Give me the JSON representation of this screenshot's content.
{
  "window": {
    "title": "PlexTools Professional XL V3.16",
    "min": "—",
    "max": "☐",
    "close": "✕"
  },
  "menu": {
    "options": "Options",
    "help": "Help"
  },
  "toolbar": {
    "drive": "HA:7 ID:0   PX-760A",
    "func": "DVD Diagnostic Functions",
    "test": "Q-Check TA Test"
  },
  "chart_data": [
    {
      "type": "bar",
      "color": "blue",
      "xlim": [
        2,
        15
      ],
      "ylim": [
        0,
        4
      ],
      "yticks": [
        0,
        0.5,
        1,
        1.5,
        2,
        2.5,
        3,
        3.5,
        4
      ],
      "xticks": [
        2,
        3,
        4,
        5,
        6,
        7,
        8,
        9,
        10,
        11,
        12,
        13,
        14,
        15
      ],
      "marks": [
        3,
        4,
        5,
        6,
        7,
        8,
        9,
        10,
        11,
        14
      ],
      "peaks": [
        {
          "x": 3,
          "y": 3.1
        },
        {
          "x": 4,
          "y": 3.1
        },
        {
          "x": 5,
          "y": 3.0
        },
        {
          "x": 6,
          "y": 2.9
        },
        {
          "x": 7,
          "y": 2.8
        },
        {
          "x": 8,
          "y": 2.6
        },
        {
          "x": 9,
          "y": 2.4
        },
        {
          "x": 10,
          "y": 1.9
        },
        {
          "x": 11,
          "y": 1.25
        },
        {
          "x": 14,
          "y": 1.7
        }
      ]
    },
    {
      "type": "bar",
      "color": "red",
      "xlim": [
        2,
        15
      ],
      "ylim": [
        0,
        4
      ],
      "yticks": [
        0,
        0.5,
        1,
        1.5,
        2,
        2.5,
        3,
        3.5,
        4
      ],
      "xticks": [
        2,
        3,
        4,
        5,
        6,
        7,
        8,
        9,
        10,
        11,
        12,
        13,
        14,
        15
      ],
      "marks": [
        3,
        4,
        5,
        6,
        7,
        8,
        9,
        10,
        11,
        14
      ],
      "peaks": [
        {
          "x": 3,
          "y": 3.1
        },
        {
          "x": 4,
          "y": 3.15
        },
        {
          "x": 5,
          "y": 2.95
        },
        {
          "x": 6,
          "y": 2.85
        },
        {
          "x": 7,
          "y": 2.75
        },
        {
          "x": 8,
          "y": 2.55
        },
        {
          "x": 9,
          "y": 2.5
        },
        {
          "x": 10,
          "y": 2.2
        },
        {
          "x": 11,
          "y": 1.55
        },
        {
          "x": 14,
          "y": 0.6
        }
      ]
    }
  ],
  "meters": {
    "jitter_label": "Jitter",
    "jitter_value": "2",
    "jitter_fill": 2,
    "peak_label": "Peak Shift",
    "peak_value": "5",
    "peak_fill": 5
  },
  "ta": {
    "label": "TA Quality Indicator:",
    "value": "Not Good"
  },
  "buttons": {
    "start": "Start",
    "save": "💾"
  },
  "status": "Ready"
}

WORK TO DO = Return all of the data precisely as it appears.

OUTPUT OF THE TASK =
Give me the JSON representation of this screenshot's content.
{
  "window": {
    "title": "PlexTools Professional XL V3.16",
    "min": "—",
    "max": "☐",
    "close": "✕"
  },
  "menu": {
    "options": "Options",
    "help": "Help"
  },
  "toolbar": {
    "drive": "HA:7 ID:0   PX-760A",
    "func": "DVD Diagnostic Functions",
    "test": "Q-Check TA Test"
  },
  "chart_data": [
    {
      "type": "bar",
      "color": "blue",
      "xlim": [
        2,
        15
      ],
      "ylim": [
        0,
        4
      ],
      "yticks": [
        0,
        0.5,
        1,
        1.5,
        2,
        2.5,
        3,
        3.5,
        4
      ],
      "xticks": [
        2,
        3,
        4,
        5,
        6,
        7,
        8,
        9,
        10,
        11,
        12,
        13,
        14,
        15
      ],
      "marks": [
        3,
        4,
        5,
        6,
        7,
        8,
        9,
        10,
        11,
        14
      ],
      "peaks": [
        {
          "x": 3,
          "y": 3.1
        },
        {
          "x": 4,
          "y": 3.1
        },
        {
          "x": 5,
          "y": 3.0
        },
        {
          "x": 6,
          "y": 2.9
        },
        {
          "x": 7,
          "y": 2.8
        },
        {
          "x": 8,
          "y": 2.6
        },
        {
          "x": 9,
          "y": 2.4
        },
        {
          "x": 10,
          "y": 1.9
        },
        {
          "x": 11,
          "y": 1.25
        },
        {
          "x": 14,
          "y": 1.7
        }
      ]
    },
    {
      "type": "bar",
      "color": "red",
      "xlim": [
        2,
        15
      ],
      "ylim": [
        0,
        4
      ],
      "yticks": [
        0,
        0.5,
        1,
        1.5,
        2,
        2.5,
        3,
        3.5,
        4
      ],
      "xticks": [
        2,
        3,
        4,
        5,
        6,
        7,
        8,
        9,
        10,
        11,
        12,
        13,
        14,
        15
      ],
      "marks": [
        3,
        4,
        5,
        6,
        7,
        8,
        9,
        10,
        11,
        14
      ],
      "peaks": [
        {
          "x": 3,
          "y": 3.1
        },
        {
          "x": 4,
          "y": 3.15
        },
        {
          "x": 5,
          "y": 2.95
        },
        {
          "x": 6,
          "y": 2.85
        },
        {
          "x": 7,
          "y": 2.75
        },
        {
          "x": 8,
          "y": 2.55
        },
        {
          "x": 9,
          "y": 2.5
        },
        {
          "x": 10,
          "y": 2.2
        },
        {
          "x": 11,
          "y": 1.55
        },
        {
          "x": 14,
          "y": 0.6
        }
      ]
    }
  ],
  "meters": {
    "jitter_label": "Jitter",
    "jitter_value": "2",
    "jitter_fill": 2,
    "peak_label": "Peak Shift",
    "peak_value": "5",
    "peak_fill": 5
  },
  "ta": {
    "label": "TA Quality Indicator:",
    "value": "Not Good"
  },
  "buttons": {
    "start": "Start",
    "save": "💾"
  },
  "status": "Ready"
}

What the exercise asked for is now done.